[Dataset excerpt]
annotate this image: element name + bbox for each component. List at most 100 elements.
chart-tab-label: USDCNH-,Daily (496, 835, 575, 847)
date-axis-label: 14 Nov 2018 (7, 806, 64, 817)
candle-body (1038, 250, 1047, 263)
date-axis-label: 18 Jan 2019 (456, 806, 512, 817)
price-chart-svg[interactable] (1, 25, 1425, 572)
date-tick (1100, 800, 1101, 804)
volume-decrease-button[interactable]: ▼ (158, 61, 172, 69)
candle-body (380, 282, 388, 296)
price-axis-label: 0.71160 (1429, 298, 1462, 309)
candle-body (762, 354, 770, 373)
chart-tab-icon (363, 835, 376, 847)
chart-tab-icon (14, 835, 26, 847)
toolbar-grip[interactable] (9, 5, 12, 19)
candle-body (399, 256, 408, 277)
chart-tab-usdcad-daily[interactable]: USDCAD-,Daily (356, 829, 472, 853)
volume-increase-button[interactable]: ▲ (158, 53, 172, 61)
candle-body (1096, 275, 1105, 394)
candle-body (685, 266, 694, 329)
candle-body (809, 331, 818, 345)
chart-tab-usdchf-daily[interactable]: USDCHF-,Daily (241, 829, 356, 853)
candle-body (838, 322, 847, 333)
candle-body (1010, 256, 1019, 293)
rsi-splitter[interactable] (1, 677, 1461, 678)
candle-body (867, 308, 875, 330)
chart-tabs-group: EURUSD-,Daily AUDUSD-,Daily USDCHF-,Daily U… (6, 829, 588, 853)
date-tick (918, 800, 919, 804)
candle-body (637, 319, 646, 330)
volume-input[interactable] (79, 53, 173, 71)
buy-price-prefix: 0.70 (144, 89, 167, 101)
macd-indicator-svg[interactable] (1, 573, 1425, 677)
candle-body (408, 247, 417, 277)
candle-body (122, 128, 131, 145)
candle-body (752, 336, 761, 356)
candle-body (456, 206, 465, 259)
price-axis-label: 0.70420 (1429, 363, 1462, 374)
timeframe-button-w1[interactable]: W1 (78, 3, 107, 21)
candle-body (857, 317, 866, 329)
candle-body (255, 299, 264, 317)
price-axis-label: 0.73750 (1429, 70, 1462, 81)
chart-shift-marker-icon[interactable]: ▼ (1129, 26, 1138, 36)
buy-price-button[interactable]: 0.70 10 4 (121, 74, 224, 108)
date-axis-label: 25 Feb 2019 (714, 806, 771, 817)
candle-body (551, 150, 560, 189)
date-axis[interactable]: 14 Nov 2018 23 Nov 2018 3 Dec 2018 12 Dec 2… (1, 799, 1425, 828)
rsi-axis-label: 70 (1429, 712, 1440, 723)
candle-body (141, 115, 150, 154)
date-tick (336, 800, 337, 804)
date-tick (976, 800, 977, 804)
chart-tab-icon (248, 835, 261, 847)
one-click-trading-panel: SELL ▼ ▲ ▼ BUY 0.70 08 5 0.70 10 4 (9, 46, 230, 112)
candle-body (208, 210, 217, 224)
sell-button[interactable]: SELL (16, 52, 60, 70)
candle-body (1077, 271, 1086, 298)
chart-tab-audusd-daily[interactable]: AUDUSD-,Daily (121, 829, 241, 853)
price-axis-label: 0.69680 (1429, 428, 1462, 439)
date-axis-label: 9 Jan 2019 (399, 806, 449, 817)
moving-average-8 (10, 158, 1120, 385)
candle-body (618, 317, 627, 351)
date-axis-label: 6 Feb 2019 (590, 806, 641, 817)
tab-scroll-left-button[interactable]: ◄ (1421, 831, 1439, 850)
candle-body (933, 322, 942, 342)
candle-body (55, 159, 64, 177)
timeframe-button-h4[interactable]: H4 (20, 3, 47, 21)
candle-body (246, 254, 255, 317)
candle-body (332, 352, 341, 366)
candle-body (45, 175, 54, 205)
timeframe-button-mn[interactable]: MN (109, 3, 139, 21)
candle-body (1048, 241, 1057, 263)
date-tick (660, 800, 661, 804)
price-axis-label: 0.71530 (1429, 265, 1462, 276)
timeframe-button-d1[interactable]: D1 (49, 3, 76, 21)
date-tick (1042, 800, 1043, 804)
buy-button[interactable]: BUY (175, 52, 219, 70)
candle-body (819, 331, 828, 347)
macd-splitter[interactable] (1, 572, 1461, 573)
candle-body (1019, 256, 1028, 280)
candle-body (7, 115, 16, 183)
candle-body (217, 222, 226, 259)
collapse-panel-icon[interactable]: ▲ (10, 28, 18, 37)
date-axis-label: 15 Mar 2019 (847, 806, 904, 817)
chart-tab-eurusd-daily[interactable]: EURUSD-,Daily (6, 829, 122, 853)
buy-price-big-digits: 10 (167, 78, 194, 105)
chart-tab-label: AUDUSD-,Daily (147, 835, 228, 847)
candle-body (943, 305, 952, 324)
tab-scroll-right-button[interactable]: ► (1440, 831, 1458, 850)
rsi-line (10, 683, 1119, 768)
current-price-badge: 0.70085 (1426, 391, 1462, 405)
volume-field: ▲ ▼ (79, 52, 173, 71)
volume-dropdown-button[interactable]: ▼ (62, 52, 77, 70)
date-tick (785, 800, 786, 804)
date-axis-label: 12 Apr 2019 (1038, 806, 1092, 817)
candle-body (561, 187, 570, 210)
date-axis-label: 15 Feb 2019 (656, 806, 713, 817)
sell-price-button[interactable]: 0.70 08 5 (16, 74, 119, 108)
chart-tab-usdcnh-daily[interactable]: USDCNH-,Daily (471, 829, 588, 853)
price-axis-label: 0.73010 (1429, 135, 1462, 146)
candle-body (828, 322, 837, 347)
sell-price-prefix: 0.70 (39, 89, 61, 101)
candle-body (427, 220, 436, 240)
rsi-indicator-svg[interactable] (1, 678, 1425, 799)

**Work to complete**
Copy out the material above line for line, keeping every character the same.

**Expected answer**
annotate this image: element name + bbox for each component. List at most 100 elements.
chart-tab-label: USDCNH-,Daily (496, 835, 575, 847)
date-axis-label: 14 Nov 2018 (7, 806, 64, 817)
candle-body (1038, 250, 1047, 263)
date-axis-label: 18 Jan 2019 (456, 806, 512, 817)
price-chart-svg[interactable] (1, 25, 1425, 572)
date-tick (1100, 800, 1101, 804)
volume-decrease-button[interactable]: ▼ (158, 61, 172, 69)
candle-body (380, 282, 388, 296)
price-axis-label: 0.71160 (1429, 298, 1462, 309)
candle-body (762, 354, 770, 373)
chart-tab-icon (363, 835, 376, 847)
chart-tab-icon (14, 835, 26, 847)
toolbar-grip[interactable] (9, 5, 12, 19)
candle-body (399, 256, 408, 277)
chart-tab-usdcad-daily[interactable]: USDCAD-,Daily (356, 829, 472, 853)
volume-increase-button[interactable]: ▲ (158, 53, 172, 61)
candle-body (1096, 275, 1105, 394)
candle-body (685, 266, 694, 329)
candle-body (809, 331, 818, 345)
chart-tab-usdchf-daily[interactable]: USDCHF-,Daily (241, 829, 356, 853)
candle-body (838, 322, 847, 333)
candle-body (1010, 256, 1019, 293)
rsi-splitter[interactable] (1, 677, 1461, 678)
candle-body (867, 308, 875, 330)
chart-tabs-group: EURUSD-,Daily AUDUSD-,Daily USDCHF-,Daily U… (6, 829, 588, 853)
date-tick (918, 800, 919, 804)
candle-body (637, 319, 646, 330)
volume-input[interactable] (79, 53, 173, 71)
buy-price-prefix: 0.70 (144, 89, 167, 101)
macd-indicator-svg[interactable] (1, 573, 1425, 677)
candle-body (408, 247, 417, 277)
candle-body (122, 128, 131, 145)
candle-body (752, 336, 761, 356)
candle-body (456, 206, 465, 259)
price-axis-label: 0.70420 (1429, 363, 1462, 374)
timeframe-button-w1[interactable]: W1 (78, 3, 107, 21)
candle-body (857, 317, 866, 329)
candle-body (255, 299, 264, 317)
price-axis-label: 0.73750 (1429, 70, 1462, 81)
chart-shift-marker-icon[interactable]: ▼ (1129, 26, 1138, 36)
buy-price-button[interactable]: 0.70 10 4 (121, 74, 224, 108)
date-axis-label: 25 Feb 2019 (714, 806, 771, 817)
candle-body (551, 150, 560, 189)
date-axis[interactable]: 14 Nov 2018 23 Nov 2018 3 Dec 2018 12 Dec 2… (1, 799, 1425, 828)
rsi-axis-label: 70 (1429, 712, 1440, 723)
candle-body (141, 115, 150, 154)
date-tick (336, 800, 337, 804)
date-tick (976, 800, 977, 804)
chart-tab-icon (248, 835, 261, 847)
one-click-trading-panel: SELL ▼ ▲ ▼ BUY 0.70 08 5 0.70 10 4 (9, 46, 230, 112)
candle-body (208, 210, 217, 224)
sell-button[interactable]: SELL (16, 52, 60, 70)
candle-body (1077, 271, 1086, 298)
chart-tab-audusd-daily[interactable]: AUDUSD-,Daily (121, 829, 241, 853)
price-axis-label: 0.69680 (1429, 428, 1462, 439)
date-axis-label: 9 Jan 2019 (399, 806, 449, 817)
moving-average-8 (10, 158, 1120, 385)
candle-body (618, 317, 627, 351)
date-axis-label: 6 Feb 2019 (590, 806, 641, 817)
tab-scroll-left-button[interactable]: ◄ (1421, 831, 1439, 850)
candle-body (933, 322, 942, 342)
candle-body (55, 159, 64, 177)
timeframe-button-h4[interactable]: H4 (20, 3, 47, 21)
candle-body (246, 254, 255, 317)
candle-body (332, 352, 341, 366)
candle-body (45, 175, 54, 205)
timeframe-button-mn[interactable]: MN (109, 3, 139, 21)
candle-body (1048, 241, 1057, 263)
date-tick (660, 800, 661, 804)
price-axis-label: 0.71530 (1429, 265, 1462, 276)
timeframe-button-d1[interactable]: D1 (49, 3, 76, 21)
date-tick (1042, 800, 1043, 804)
buy-button[interactable]: BUY (175, 52, 219, 70)
candle-body (819, 331, 828, 347)
macd-splitter[interactable] (1, 572, 1461, 573)
candle-body (1019, 256, 1028, 280)
candle-body (7, 115, 16, 183)
candle-body (217, 222, 226, 259)
collapse-panel-icon[interactable]: ▲ (10, 28, 18, 37)
date-axis-label: 15 Mar 2019 (847, 806, 904, 817)
chart-tab-eurusd-daily[interactable]: EURUSD-,Daily (6, 829, 122, 853)
buy-price-big-digits: 10 (167, 78, 194, 105)
chart-tab-label: AUDUSD-,Daily (147, 835, 228, 847)
candle-body (943, 305, 952, 324)
tab-scroll-right-button[interactable]: ► (1440, 831, 1458, 850)
rsi-line (10, 683, 1119, 768)
current-price-badge: 0.70085 (1426, 391, 1462, 405)
volume-field: ▲ ▼ (79, 52, 173, 71)
volume-dropdown-button[interactable]: ▼ (62, 52, 77, 70)
date-tick (785, 800, 786, 804)
date-axis-label: 12 Apr 2019 (1038, 806, 1092, 817)
candle-body (561, 187, 570, 210)
date-axis-label: 15 Feb 2019 (656, 806, 713, 817)
sell-price-button[interactable]: 0.70 08 5 (16, 74, 119, 108)
chart-tab-usdcnh-daily[interactable]: USDCNH-,Daily (471, 829, 588, 853)
price-axis-label: 0.73010 (1429, 135, 1462, 146)
candle-body (828, 322, 837, 347)
sell-price-prefix: 0.70 (39, 89, 61, 101)
candle-body (427, 220, 436, 240)
rsi-indicator-svg[interactable] (1, 678, 1425, 799)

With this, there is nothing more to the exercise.